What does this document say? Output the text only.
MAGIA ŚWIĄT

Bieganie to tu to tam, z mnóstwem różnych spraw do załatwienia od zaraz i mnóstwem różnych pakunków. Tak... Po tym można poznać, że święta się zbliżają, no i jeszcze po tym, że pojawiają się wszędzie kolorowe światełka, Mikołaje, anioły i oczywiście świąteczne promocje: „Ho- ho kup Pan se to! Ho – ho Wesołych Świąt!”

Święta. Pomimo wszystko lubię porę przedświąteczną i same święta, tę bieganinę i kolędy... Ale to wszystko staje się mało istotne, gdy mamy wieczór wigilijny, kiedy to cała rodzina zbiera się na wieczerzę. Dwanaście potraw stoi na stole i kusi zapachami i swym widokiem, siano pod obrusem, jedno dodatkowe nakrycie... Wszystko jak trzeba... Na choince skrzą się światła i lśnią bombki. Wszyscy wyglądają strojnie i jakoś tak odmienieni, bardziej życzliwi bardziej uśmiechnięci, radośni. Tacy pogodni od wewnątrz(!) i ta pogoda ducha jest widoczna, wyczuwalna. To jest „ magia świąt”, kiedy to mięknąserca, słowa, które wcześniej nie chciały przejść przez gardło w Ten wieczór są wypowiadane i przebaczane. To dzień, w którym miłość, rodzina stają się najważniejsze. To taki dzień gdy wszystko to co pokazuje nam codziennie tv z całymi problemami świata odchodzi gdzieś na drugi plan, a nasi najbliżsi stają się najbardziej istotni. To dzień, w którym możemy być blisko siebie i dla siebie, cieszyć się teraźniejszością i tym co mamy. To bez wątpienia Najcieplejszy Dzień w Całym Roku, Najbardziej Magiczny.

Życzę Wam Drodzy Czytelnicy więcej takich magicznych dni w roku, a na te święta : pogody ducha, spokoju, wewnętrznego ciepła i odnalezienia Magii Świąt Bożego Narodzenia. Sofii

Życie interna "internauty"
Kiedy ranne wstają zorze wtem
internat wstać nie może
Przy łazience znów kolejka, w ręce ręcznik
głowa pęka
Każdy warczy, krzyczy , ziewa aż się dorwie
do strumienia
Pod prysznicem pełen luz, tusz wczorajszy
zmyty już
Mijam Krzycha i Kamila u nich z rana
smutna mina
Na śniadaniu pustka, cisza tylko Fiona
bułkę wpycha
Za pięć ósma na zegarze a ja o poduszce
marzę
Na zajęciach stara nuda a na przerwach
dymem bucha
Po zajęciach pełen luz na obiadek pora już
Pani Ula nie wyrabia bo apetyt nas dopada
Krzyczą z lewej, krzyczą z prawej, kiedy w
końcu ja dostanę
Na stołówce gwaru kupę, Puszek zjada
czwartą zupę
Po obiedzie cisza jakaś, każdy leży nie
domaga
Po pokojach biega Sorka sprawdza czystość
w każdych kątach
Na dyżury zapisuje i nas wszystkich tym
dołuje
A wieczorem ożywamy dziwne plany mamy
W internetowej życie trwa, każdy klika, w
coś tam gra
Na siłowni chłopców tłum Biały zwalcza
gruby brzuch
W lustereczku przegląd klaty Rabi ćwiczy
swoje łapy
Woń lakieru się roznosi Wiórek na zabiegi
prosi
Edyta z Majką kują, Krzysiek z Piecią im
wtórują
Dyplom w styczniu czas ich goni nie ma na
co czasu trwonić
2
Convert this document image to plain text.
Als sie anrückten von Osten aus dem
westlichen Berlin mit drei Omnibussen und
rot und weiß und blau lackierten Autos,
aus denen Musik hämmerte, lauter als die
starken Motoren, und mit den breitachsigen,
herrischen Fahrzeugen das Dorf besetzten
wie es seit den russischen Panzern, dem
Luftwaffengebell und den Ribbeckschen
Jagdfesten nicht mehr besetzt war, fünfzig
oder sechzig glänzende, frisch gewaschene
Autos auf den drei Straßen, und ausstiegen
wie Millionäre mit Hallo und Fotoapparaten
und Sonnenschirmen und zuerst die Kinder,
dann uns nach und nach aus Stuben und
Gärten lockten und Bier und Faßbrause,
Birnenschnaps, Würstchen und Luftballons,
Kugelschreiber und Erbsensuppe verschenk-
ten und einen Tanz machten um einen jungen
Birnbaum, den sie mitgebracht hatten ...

****

Gather every line from the entries above where the word "święta" appears, and copy them.

### Problem solution:
Bieganie to tu to tam, z mnóstwem różnych spraw do załatwienia od zaraz i mnóstwem różnych pakunków. Tak... Po tym można poznać, że święta się zbliżają, no i jeszcze po tym, że pojawiają się wszędzie kolorowe światełka, Mikołaje, anioły i oczywiście świąteczne promocje: „Ho- ho kup Pan se to! Ho – ho Wesołych Świąt!”
Święta. Pomimo wszystko lubię porę przedświąteczną i same święta, tę bieganinę i kolędy... Ale to wszystko staje się mało istotne, gdy mamy wieczór wigilijny, kiedy to cała rodzina zbiera się na wieczerzę. Dwanaście potraw stoi na stole i kusi zapachami i swym widokiem, siano pod obrusem, jedno dodatkowe nakrycie... Wszystko jak trzeba... Na choince skrzą się światła i lśnią bombki. Wszyscy wyglądają strojnie i jakoś tak odmienieni, bardziej życzliwi bardziej uśmiechnięci, radośni. Tacy pogodni od wewnątrz(!) i ta pogoda ducha jest widoczna, wyczuwalna. To jest „ magia świąt”, kiedy to mięknąserca, słowa, które wcześniej nie chciały przejść przez gardło w Ten wieczór są wypowiadane i przebaczane. To dzień, w którym miłość, rodzina stają się najważniejsze. To taki dzień gdy wszystko to co pokazuje nam codziennie tv z całymi problemami świata odchodzi gdzieś na drugi plan, a nasi najbliżsi stają się najbardziej istotni. To dzień, w którym możemy być blisko siebie i dla siebie, cieszyć się teraźniejszością i tym co mamy. To bez wątpienia Najcieplejszy Dzień w Całym Roku, Najbardziej Magiczny.
Życzę Wam Drodzy Czytelnicy więcej takich magicznych dni w roku, a na te święta : pogody ducha, spokoju, wewnętrznego ciepła i odnalezienia Magii Świąt Bożego Narodzenia. Sofii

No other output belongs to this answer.